Each of the entries should be retyped precisely as it appears.

· · · · · · ·

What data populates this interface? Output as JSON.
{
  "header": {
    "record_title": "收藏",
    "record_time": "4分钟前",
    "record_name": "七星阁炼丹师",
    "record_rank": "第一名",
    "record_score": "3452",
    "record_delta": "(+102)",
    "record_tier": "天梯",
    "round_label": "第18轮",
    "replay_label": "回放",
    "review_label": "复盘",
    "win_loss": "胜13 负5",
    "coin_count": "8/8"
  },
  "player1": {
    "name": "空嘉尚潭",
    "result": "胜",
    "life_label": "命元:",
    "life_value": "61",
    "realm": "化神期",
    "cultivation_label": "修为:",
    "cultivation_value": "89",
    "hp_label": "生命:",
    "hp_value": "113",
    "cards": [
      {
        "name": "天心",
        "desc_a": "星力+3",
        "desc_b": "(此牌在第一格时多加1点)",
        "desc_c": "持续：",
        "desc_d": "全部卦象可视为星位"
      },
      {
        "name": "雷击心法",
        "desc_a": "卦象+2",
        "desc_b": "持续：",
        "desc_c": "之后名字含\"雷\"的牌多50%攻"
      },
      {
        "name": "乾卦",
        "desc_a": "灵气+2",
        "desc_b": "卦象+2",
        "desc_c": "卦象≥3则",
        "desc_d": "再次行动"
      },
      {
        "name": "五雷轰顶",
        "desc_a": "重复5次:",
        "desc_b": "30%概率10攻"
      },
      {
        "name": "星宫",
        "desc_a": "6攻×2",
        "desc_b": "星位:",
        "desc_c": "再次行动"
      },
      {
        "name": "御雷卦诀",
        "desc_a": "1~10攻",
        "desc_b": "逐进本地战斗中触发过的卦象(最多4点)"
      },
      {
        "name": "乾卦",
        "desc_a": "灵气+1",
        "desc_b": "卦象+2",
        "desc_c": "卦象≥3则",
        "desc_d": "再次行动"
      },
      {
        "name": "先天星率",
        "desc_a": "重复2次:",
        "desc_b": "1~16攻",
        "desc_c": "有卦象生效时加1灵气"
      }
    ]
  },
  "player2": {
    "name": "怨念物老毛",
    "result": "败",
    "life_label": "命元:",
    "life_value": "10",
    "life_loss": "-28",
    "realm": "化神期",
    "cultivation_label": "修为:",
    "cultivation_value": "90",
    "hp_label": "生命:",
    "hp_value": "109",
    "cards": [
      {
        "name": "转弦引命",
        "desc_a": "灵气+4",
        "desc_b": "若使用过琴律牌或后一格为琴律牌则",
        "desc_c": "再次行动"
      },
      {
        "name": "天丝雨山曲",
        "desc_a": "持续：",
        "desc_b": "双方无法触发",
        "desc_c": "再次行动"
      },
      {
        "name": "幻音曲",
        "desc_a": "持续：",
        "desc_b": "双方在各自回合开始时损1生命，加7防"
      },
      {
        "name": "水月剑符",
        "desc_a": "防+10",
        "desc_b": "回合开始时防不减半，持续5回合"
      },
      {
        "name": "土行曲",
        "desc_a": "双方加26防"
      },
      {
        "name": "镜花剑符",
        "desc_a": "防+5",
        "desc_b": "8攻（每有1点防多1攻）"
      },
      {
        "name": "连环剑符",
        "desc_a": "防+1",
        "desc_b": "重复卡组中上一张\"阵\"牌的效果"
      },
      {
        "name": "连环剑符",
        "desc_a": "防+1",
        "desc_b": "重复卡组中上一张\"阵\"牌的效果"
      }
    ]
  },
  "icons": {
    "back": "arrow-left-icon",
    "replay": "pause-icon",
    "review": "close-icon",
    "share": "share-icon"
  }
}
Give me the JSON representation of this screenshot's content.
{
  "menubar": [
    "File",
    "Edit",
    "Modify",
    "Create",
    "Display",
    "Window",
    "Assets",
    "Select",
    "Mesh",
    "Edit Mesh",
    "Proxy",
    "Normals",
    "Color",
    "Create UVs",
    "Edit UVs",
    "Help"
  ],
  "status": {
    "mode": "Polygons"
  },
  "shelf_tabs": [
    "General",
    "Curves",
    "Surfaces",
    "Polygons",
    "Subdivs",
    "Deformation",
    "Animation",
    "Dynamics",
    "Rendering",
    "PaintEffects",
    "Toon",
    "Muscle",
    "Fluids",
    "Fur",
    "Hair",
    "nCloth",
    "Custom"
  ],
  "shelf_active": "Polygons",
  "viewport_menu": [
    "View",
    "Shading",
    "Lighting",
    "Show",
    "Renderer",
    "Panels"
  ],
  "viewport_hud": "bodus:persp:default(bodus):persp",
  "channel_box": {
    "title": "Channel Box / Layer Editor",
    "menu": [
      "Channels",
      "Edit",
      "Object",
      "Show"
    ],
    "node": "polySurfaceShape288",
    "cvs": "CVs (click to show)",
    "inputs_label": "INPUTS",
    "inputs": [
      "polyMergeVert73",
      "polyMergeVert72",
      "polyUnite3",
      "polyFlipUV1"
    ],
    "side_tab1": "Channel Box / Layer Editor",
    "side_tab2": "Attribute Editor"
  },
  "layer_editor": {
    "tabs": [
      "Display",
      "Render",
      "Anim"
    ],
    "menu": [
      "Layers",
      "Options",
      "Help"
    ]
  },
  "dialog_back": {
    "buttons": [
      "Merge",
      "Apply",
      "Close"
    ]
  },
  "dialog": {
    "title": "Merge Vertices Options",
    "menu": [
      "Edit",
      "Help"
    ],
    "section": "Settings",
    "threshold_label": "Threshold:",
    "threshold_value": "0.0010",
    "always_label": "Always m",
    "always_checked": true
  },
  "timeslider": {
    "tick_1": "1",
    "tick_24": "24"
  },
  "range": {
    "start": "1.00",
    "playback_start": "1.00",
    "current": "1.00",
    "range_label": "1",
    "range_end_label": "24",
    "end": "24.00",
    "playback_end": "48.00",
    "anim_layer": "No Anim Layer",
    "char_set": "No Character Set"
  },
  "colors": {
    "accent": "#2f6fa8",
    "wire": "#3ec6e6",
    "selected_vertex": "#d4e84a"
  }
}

· · · · · · ·

TASK OUTPUT -
What data populates this interface? Output as JSON.
{
  "header": {
    "record_title": "收藏",
    "record_time": "4分钟前",
    "record_name": "七星阁炼丹师",
    "record_rank": "第一名",
    "record_score": "3452",
    "record_delta": "(+102)",
    "record_tier": "天梯",
    "round_label": "第18轮",
    "replay_label": "回放",
    "review_label": "复盘",
    "win_loss": "胜13 负5",
    "coin_count": "8/8"
  },
  "player1": {
    "name": "空嘉尚潭",
    "result": "胜",
    "life_label": "命元:",
    "life_value": "61",
    "realm": "化神期",
    "cultivation_label": "修为:",
    "cultivation_value": "89",
    "hp_label": "生命:",
    "hp_value": "113",
    "cards": [
      {
        "name": "天心",
        "desc_a": "星力+3",
        "desc_b": "(此牌在第一格时多加1点)",
        "desc_c": "持续：",
        "desc_d": "全部卦象可视为星位"
      },
      {
        "name": "雷击心法",
        "desc_a": "卦象+2",
        "desc_b": "持续：",
        "desc_c": "之后名字含\"雷\"的牌多50%攻"
      },
      {
        "name": "乾卦",
        "desc_a": "灵气+2",
        "desc_b": "卦象+2",
        "desc_c": "卦象≥3则",
        "desc_d": "再次行动"
      },
      {
        "name": "五雷轰顶",
        "desc_a": "重复5次:",
        "desc_b": "30%概率10攻"
      },
      {
        "name": "星宫",
        "desc_a": "6攻×2",
        "desc_b": "星位:",
        "desc_c": "再次行动"
      },
      {
        "name": "御雷卦诀",
        "desc_a": "1~10攻",
        "desc_b": "逐进本地战斗中触发过的卦象(最多4点)"
      },
      {
        "name": "乾卦",
        "desc_a": "灵气+1",
        "desc_b": "卦象+2",
        "desc_c": "卦象≥3则",
        "desc_d": "再次行动"
      },
      {
        "name": "先天星率",
        "desc_a": "重复2次:",
        "desc_b": "1~16攻",
        "desc_c": "有卦象生效时加1灵气"
      }
    ]
  },
  "player2": {
    "name": "怨念物老毛",
    "result": "败",
    "life_label": "命元:",
    "life_value": "10",
    "life_loss": "-28",
    "realm": "化神期",
    "cultivation_label": "修为:",
    "cultivation_value": "90",
    "hp_label": "生命:",
    "hp_value": "109",
    "cards": [
      {
        "name": "转弦引命",
        "desc_a": "灵气+4",
        "desc_b": "若使用过琴律牌或后一格为琴律牌则",
        "desc_c": "再次行动"
      },
      {
        "name": "天丝雨山曲",
        "desc_a": "持续：",
        "desc_b": "双方无法触发",
        "desc_c": "再次行动"
      },
      {
        "name": "幻音曲",
        "desc_a": "持续：",
        "desc_b": "双方在各自回合开始时损1生命，加7防"
      },
      {
        "name": "水月剑符",
        "desc_a": "防+10",
        "desc_b": "回合开始时防不减半，持续5回合"
      },
      {
        "name": "土行曲",
        "desc_a": "双方加26防"
      },
      {
        "name": "镜花剑符",
        "desc_a": "防+5",
        "desc_b": "8攻（每有1点防多1攻）"
      },
      {
        "name": "连环剑符",
        "desc_a": "防+1",
        "desc_b": "重复卡组中上一张\"阵\"牌的效果"
      },
      {
        "name": "连环剑符",
        "desc_a": "防+1",
        "desc_b": "重复卡组中上一张\"阵\"牌的效果"
      }
    ]
  },
  "icons": {
    "back": "arrow-left-icon",
    "replay": "pause-icon",
    "review": "close-icon",
    "share": "share-icon"
  }
}
Give me the JSON representation of this screenshot's content.
{
  "menubar": [
    "File",
    "Edit",
    "Modify",
    "Create",
    "Display",
    "Window",
    "Assets",
    "Select",
    "Mesh",
    "Edit Mesh",
    "Proxy",
    "Normals",
    "Color",
    "Create UVs",
    "Edit UVs",
    "Help"
  ],
  "status": {
    "mode": "Polygons"
  },
  "shelf_tabs": [
    "General",
    "Curves",
    "Surfaces",
    "Polygons",
    "Subdivs",
    "Deformation",
    "Animation",
    "Dynamics",
    "Rendering",
    "PaintEffects",
    "Toon",
    "Muscle",
    "Fluids",
    "Fur",
    "Hair",
    "nCloth",
    "Custom"
  ],
  "shelf_active": "Polygons",
  "viewport_menu": [
    "View",
    "Shading",
    "Lighting",
    "Show",
    "Renderer",
    "Panels"
  ],
  "viewport_hud": "bodus:persp:default(bodus):persp",
  "channel_box": {
    "title": "Channel Box / Layer Editor",
    "menu": [
      "Channels",
      "Edit",
      "Object",
      "Show"
    ],
    "node": "polySurfaceShape288",
    "cvs": "CVs (click to show)",
    "inputs_label": "INPUTS",
    "inputs": [
      "polyMergeVert73",
      "polyMergeVert72",
      "polyUnite3",
      "polyFlipUV1"
    ],
    "side_tab1": "Channel Box / Layer Editor",
    "side_tab2": "Attribute Editor"
  },
  "layer_editor": {
    "tabs": [
      "Display",
      "Render",
      "Anim"
    ],
    "menu": [
      "Layers",
      "Options",
      "Help"
    ]
  },
  "dialog_back": {
    "buttons": [
      "Merge",
      "Apply",
      "Close"
    ]
  },
  "dialog": {
    "title": "Merge Vertices Options",
    "menu": [
      "Edit",
      "Help"
    ],
    "section": "Settings",
    "threshold_label": "Threshold:",
    "threshold_value": "0.0010",
    "always_label": "Always m",
    "always_checked": true
  },
  "timeslider": {
    "tick_1": "1",
    "tick_24": "24"
  },
  "range": {
    "start": "1.00",
    "playback_start": "1.00",
    "current": "1.00",
    "range_label": "1",
    "range_end_label": "24",
    "end": "24.00",
    "playback_end": "48.00",
    "anim_layer": "No Anim Layer",
    "char_set": "No Character Set"
  },
  "colors": {
    "accent": "#2f6fa8",
    "wire": "#3ec6e6",
    "selected_vertex": "#d4e84a"
  }
}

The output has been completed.